**Stated task:** Print the whole listing exactly.

++++ Extracted entries ++++

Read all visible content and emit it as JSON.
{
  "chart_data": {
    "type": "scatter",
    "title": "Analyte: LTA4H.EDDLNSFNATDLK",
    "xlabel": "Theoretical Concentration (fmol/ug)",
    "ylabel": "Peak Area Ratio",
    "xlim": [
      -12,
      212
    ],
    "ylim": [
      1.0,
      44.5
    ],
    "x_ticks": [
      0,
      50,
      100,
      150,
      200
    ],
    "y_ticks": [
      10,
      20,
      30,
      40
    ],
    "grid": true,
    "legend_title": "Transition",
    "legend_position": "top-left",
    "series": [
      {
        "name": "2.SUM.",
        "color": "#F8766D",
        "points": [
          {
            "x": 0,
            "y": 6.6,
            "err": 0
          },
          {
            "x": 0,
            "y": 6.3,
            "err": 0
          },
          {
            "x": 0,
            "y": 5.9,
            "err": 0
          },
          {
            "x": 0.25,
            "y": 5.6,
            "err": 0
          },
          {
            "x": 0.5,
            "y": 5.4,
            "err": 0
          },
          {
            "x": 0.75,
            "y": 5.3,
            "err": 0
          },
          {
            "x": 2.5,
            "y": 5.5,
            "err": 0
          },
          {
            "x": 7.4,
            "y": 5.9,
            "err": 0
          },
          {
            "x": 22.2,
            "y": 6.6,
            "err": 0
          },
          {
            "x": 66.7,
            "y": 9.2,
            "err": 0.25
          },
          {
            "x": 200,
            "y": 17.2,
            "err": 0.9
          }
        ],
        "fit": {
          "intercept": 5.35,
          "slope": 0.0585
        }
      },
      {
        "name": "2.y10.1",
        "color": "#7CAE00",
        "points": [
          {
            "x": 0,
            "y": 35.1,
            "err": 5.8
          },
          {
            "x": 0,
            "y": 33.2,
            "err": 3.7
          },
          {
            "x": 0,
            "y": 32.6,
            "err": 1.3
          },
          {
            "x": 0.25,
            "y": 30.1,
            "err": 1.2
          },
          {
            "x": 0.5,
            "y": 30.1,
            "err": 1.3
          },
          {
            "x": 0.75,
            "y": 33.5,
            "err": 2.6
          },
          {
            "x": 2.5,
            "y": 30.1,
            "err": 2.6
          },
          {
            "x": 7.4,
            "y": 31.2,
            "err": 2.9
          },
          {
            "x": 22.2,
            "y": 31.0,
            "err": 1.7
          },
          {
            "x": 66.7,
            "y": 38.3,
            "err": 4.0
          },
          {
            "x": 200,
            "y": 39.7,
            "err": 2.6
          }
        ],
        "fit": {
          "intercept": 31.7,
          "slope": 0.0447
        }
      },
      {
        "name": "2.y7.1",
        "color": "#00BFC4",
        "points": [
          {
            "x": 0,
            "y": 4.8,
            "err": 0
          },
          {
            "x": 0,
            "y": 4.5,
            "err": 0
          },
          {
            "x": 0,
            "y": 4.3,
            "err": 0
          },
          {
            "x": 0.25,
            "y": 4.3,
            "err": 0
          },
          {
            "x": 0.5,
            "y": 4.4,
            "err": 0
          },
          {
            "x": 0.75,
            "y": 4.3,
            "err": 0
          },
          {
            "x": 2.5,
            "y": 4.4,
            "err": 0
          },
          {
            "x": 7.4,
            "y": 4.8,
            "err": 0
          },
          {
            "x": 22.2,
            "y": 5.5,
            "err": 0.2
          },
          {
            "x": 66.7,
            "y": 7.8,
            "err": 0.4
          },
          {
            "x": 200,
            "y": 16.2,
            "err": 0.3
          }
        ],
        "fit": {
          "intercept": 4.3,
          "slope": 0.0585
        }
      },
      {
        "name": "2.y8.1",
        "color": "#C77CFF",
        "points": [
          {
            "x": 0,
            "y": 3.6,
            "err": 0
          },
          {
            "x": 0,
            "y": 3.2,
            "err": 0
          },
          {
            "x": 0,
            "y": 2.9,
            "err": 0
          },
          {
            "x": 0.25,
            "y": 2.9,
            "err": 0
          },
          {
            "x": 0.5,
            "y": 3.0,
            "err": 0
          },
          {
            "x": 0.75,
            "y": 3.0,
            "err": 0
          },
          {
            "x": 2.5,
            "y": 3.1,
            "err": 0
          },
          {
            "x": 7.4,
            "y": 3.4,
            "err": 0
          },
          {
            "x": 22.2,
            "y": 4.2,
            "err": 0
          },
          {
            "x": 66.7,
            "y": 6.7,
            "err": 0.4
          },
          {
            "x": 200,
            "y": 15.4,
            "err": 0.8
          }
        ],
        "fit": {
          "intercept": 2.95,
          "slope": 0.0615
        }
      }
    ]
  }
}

++++

**Answer to the problem:**
Read all visible content and emit it as JSON.
{
  "chart_data": {
    "type": "scatter",
    "title": "Analyte: LTA4H.EDDLNSFNATDLK",
    "xlabel": "Theoretical Concentration (fmol/ug)",
    "ylabel": "Peak Area Ratio",
    "xlim": [
      -12,
      212
    ],
    "ylim": [
      1.0,
      44.5
    ],
    "x_ticks": [
      0,
      50,
      100,
      150,
      200
    ],
    "y_ticks": [
      10,
      20,
      30,
      40
    ],
    "grid": true,
    "legend_title": "Transition",
    "legend_position": "top-left",
    "series": [
      {
        "name": "2.SUM.",
        "color": "#F8766D",
        "points": [
          {
            "x": 0,
            "y": 6.6,
            "err": 0
          },
          {
            "x": 0,
            "y": 6.3,
            "err": 0
          },
          {
            "x": 0,
            "y": 5.9,
            "err": 0
          },
          {
            "x": 0.25,
            "y": 5.6,
            "err": 0
          },
          {
            "x": 0.5,
            "y": 5.4,
            "err": 0
          },
          {
            "x": 0.75,
            "y": 5.3,
            "err": 0
          },
          {
            "x": 2.5,
            "y": 5.5,
            "err": 0
          },
          {
            "x": 7.4,
            "y": 5.9,
            "err": 0
          },
          {
            "x": 22.2,
            "y": 6.6,
            "err": 0
          },
          {
            "x": 66.7,
            "y": 9.2,
            "err": 0.25
          },
          {
            "x": 200,
            "y": 17.2,
            "err": 0.9
          }
        ],
        "fit": {
          "intercept": 5.35,
          "slope": 0.0585
        }
      },
      {
        "name": "2.y10.1",
        "color": "#7CAE00",
        "points": [
          {
            "x": 0,
            "y": 35.1,
            "err": 5.8
          },
          {
            "x": 0,
            "y": 33.2,
            "err": 3.7
          },
          {
            "x": 0,
            "y": 32.6,
            "err": 1.3
          },
          {
            "x": 0.25,
            "y": 30.1,
            "err": 1.2
          },
          {
            "x": 0.5,
            "y": 30.1,
            "err": 1.3
          },
          {
            "x": 0.75,
            "y": 33.5,
            "err": 2.6
          },
          {
            "x": 2.5,
            "y": 30.1,
            "err": 2.6
          },
          {
            "x": 7.4,
            "y": 31.2,
            "err": 2.9
          },
          {
            "x": 22.2,
            "y": 31.0,
            "err": 1.7
          },
          {
            "x": 66.7,
            "y": 38.3,
            "err": 4.0
          },
          {
            "x": 200,
            "y": 39.7,
            "err": 2.6
          }
        ],
        "fit": {
          "intercept": 31.7,
          "slope": 0.0447
        }
      },
      {
        "name": "2.y7.1",
        "color": "#00BFC4",
        "points": [
          {
            "x": 0,
            "y": 4.8,
            "err": 0
          },
          {
            "x": 0,
            "y": 4.5,
            "err": 0
          },
          {
            "x": 0,
            "y": 4.3,
            "err": 0
          },
          {
            "x": 0.25,
            "y": 4.3,
            "err": 0
          },
          {
            "x": 0.5,
            "y": 4.4,
            "err": 0
          },
          {
            "x": 0.75,
            "y": 4.3,
            "err": 0
          },
          {
            "x": 2.5,
            "y": 4.4,
            "err": 0
          },
          {
            "x": 7.4,
            "y": 4.8,
            "err": 0
          },
          {
            "x": 22.2,
            "y": 5.5,
            "err": 0.2
          },
          {
            "x": 66.7,
            "y": 7.8,
            "err": 0.4
          },
          {
            "x": 200,
            "y": 16.2,
            "err": 0.3
          }
        ],
        "fit": {
          "intercept": 4.3,
          "slope": 0.0585
        }
      },
      {
        "name": "2.y8.1",
        "color": "#C77CFF",
        "points": [
          {
            "x": 0,
            "y": 3.6,
            "err": 0
          },
          {
            "x": 0,
            "y": 3.2,
            "err": 0
          },
          {
            "x": 0,
            "y": 2.9,
            "err": 0
          },
          {
            "x": 0.25,
            "y": 2.9,
            "err": 0
          },
          {
            "x": 0.5,
            "y": 3.0,
            "err": 0
          },
          {
            "x": 0.75,
            "y": 3.0,
            "err": 0
          },
          {
            "x": 2.5,
            "y": 3.1,
            "err": 0
          },
          {
            "x": 7.4,
            "y": 3.4,
            "err": 0
          },
          {
            "x": 22.2,
            "y": 4.2,
            "err": 0
          },
          {
            "x": 66.7,
            "y": 6.7,
            "err": 0.4
          },
          {
            "x": 200,
            "y": 15.4,
            "err": 0.8
          }
        ],
        "fit": {
          "intercept": 2.95,
          "slope": 0.0615
        }
      }
    ]
  }
}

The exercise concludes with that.